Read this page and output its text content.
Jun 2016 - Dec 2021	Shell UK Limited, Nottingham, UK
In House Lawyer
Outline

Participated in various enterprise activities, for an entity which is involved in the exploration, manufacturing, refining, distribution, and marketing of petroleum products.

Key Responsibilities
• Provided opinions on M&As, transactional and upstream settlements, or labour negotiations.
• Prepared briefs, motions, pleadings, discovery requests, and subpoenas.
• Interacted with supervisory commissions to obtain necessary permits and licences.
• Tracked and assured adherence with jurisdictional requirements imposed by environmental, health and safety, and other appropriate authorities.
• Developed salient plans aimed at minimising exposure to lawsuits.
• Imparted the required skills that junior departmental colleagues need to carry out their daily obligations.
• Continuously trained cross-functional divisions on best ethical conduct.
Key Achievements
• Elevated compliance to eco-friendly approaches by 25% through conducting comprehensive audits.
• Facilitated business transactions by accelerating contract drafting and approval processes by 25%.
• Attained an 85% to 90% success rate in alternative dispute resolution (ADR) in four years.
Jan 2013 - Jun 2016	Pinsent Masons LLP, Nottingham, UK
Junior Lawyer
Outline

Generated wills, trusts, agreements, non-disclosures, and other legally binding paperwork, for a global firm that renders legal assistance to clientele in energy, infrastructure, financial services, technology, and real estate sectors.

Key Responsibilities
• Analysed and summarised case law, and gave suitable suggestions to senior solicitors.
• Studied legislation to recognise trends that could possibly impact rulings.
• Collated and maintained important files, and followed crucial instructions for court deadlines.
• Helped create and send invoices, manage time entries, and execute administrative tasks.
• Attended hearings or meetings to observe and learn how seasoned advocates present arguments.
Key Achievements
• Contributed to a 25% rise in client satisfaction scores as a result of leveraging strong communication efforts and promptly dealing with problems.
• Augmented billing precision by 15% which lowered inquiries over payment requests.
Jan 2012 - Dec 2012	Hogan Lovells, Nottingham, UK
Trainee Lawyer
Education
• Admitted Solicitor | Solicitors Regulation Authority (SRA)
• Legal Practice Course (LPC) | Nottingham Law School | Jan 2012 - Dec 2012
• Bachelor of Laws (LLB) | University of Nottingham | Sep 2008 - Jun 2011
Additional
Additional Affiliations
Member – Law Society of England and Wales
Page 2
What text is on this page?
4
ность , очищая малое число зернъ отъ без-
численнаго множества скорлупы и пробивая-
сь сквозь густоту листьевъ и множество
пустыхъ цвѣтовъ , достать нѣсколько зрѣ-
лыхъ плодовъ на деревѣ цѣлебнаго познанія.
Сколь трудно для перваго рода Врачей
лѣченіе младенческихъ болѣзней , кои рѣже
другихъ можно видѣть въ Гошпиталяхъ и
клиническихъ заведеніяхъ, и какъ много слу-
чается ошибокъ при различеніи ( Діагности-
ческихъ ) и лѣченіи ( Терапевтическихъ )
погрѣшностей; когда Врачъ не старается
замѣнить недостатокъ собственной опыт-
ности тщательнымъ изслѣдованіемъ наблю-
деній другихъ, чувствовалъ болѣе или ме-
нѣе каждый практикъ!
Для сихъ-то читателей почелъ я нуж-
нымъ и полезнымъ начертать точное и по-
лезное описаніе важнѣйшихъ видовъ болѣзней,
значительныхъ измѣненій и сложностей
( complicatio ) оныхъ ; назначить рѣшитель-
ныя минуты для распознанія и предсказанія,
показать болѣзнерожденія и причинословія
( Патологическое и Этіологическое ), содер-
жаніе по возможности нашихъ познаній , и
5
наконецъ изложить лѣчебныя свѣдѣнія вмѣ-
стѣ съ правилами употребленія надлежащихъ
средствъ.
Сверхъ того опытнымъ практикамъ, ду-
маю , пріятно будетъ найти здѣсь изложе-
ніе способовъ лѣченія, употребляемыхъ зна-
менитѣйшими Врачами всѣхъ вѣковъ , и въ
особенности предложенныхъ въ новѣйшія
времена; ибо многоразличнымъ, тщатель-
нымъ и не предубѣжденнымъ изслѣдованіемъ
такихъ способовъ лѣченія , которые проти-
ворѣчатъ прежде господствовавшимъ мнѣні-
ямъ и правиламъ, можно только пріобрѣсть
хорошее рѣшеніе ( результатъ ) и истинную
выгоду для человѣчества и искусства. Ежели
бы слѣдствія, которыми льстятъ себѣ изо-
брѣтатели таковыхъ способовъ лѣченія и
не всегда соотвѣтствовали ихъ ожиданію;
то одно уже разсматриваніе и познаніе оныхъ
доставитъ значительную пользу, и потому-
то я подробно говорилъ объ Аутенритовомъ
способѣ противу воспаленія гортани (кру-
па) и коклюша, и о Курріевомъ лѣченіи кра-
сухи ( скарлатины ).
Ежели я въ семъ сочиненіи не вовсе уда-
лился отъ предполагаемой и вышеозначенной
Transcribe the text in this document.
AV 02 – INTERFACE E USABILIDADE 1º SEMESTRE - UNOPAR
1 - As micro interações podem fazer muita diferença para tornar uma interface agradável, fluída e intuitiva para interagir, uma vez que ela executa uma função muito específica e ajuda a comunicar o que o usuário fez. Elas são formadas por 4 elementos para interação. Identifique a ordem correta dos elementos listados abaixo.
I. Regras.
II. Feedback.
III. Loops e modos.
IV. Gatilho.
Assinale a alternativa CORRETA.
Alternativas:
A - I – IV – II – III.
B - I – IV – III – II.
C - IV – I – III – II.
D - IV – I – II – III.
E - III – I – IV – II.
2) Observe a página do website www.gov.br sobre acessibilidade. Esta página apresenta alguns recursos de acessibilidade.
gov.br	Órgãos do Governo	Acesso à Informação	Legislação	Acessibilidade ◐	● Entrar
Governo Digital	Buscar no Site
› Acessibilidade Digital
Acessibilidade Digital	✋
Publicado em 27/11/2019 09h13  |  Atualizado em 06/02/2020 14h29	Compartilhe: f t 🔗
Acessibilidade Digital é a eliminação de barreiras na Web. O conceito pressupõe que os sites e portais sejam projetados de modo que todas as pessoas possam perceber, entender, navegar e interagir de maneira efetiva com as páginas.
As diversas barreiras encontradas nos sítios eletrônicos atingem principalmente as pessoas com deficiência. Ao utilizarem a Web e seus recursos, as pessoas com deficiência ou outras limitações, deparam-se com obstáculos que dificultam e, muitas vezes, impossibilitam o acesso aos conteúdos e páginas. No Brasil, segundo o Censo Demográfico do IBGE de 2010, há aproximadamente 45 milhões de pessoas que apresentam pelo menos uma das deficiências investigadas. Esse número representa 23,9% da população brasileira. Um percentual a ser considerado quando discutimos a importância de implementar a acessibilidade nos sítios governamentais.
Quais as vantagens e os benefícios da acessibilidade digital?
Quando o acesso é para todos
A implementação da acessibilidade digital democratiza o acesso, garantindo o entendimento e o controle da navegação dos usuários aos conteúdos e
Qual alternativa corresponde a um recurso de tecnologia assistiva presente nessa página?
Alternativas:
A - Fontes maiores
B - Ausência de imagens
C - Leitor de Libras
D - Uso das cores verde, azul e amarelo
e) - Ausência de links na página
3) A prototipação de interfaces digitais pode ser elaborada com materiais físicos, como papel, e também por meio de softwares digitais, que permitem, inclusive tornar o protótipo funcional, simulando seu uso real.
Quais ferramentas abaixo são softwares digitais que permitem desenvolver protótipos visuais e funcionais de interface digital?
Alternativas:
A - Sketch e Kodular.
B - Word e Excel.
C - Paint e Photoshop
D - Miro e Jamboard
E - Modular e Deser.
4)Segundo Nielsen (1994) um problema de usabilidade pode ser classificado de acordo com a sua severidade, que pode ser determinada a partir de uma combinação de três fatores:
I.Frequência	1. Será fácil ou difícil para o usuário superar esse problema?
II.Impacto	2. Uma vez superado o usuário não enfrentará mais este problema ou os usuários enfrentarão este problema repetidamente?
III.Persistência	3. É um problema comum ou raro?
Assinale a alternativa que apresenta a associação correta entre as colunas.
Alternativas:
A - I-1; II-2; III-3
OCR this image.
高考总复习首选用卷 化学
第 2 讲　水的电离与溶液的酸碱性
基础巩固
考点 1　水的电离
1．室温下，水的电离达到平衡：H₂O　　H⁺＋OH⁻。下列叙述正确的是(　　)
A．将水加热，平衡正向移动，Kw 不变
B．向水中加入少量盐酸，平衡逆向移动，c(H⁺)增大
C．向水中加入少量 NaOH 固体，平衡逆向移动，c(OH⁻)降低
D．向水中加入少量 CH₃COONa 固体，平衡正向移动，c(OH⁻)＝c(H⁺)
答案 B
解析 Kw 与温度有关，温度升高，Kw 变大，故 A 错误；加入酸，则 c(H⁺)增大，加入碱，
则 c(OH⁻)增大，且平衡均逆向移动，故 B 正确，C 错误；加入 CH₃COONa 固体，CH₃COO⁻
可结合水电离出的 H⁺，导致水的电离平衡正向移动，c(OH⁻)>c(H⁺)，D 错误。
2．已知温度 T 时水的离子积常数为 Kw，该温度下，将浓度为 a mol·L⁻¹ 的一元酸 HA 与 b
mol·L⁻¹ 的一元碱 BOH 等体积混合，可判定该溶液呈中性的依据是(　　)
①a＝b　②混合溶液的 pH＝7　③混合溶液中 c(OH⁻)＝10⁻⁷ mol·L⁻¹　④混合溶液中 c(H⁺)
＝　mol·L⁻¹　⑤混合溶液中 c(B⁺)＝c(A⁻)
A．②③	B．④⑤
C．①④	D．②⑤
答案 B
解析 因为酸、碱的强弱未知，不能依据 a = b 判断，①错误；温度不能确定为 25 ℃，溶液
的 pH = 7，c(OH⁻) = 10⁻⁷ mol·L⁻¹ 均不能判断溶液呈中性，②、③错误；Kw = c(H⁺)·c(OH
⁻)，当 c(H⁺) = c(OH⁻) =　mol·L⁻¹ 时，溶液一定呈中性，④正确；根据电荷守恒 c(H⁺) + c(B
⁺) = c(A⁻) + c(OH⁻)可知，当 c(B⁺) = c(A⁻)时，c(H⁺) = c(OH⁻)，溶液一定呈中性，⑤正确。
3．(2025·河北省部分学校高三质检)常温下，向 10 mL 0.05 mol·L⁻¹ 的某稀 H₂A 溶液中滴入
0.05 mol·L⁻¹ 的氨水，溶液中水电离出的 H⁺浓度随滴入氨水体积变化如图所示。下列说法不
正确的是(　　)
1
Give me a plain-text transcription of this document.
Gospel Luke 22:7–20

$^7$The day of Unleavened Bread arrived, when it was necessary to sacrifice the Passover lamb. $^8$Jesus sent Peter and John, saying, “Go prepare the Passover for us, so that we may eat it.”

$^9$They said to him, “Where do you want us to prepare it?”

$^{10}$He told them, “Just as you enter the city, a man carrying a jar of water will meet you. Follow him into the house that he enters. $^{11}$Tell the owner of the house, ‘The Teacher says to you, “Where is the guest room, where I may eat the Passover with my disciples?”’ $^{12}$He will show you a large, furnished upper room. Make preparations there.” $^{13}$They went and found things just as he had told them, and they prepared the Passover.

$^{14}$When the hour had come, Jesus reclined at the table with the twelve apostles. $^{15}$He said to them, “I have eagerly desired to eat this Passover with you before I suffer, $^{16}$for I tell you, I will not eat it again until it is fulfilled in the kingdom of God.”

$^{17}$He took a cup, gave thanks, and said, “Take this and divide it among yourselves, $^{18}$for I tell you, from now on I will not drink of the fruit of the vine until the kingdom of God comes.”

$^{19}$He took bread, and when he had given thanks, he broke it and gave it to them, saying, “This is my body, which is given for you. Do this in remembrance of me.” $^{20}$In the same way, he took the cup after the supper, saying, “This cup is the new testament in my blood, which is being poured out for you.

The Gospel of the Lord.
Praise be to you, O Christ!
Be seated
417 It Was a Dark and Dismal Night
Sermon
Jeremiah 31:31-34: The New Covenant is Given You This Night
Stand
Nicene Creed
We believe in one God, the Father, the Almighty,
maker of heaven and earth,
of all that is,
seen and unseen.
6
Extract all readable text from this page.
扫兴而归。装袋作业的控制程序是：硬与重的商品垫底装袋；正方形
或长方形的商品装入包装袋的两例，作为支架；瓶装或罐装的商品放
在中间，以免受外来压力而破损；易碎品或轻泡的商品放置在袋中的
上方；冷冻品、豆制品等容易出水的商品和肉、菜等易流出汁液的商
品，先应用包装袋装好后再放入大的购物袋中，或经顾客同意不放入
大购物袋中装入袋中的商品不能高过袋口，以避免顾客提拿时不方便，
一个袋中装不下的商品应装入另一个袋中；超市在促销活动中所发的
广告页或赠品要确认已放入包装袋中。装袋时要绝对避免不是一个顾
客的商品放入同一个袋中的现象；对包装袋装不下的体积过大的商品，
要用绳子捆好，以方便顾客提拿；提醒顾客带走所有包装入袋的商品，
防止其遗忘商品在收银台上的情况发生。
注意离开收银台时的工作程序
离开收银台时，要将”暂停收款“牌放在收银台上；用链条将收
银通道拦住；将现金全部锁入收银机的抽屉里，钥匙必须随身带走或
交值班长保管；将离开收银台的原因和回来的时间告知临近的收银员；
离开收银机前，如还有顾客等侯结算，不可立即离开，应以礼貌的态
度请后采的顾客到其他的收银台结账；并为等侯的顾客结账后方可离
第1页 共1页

> WORK TO COMPLETE
Find all lines where the word "text" appears. Copy them.

> ANSWER
Read this page and output its text content.
What text is on this page?
Transcribe the text in this document.
Give me a plain-text transcription of this document.
Extract all readable text from this page.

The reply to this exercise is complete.